SET TASK: Reproduce the entries in full, with no changes.

AVAILABLE DATA:
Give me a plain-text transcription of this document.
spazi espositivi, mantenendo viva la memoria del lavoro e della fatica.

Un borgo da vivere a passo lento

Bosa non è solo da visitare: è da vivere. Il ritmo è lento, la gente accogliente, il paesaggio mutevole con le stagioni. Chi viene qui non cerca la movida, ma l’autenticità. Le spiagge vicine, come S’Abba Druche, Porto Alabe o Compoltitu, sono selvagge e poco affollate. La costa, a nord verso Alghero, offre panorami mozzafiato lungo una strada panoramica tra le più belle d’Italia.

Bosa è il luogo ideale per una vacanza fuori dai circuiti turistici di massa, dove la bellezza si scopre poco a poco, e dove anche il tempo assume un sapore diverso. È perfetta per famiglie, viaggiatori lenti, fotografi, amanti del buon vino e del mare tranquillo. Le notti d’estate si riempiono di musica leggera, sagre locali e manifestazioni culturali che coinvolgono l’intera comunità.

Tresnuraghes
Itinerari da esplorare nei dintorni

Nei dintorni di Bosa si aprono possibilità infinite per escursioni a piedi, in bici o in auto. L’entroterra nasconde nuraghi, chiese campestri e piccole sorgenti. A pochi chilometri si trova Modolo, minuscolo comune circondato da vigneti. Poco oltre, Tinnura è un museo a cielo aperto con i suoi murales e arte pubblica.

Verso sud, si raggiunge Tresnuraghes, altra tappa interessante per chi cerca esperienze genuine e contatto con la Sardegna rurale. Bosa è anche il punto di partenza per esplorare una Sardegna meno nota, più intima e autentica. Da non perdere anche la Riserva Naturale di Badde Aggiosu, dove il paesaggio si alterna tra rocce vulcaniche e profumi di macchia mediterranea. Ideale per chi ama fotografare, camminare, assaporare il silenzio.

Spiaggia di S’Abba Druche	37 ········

RESPONSE BELOW:
Give me a plain-text transcription of this document.
spazi espositivi, mantenendo viva la memoria del lavoro e della fatica.

Un borgo da vivere a passo lento

Bosa non è solo da visitare: è da vivere. Il ritmo è lento, la gente accogliente, il paesaggio mutevole con le stagioni. Chi viene qui non cerca la movida, ma l’autenticità. Le spiagge vicine, come S’Abba Druche, Porto Alabe o Compoltitu, sono selvagge e poco affollate. La costa, a nord verso Alghero, offre panorami mozzafiato lungo una strada panoramica tra le più belle d’Italia.

Bosa è il luogo ideale per una vacanza fuori dai circuiti turistici di massa, dove la bellezza si scopre poco a poco, e dove anche il tempo assume un sapore diverso. È perfetta per famiglie, viaggiatori lenti, fotografi, amanti del buon vino e del mare tranquillo. Le notti d’estate si riempiono di musica leggera, sagre locali e manifestazioni culturali che coinvolgono l’intera comunità.

Tresnuraghes
Itinerari da esplorare nei dintorni

Nei dintorni di Bosa si aprono possibilità infinite per escursioni a piedi, in bici o in auto. L’entroterra nasconde nuraghi, chiese campestri e piccole sorgenti. A pochi chilometri si trova Modolo, minuscolo comune circondato da vigneti. Poco oltre, Tinnura è un museo a cielo aperto con i suoi murales e arte pubblica.

Verso sud, si raggiunge Tresnuraghes, altra tappa interessante per chi cerca esperienze genuine e contatto con la Sardegna rurale. Bosa è anche il punto di partenza per esplorare una Sardegna meno nota, più intima e autentica. Da non perdere anche la Riserva Naturale di Badde Aggiosu, dove il paesaggio si alterna tra rocce vulcaniche e profumi di macchia mediterranea. Ideale per chi ama fotografare, camminare, assaporare il silenzio.

Spiaggia di S’Abba Druche	37 ········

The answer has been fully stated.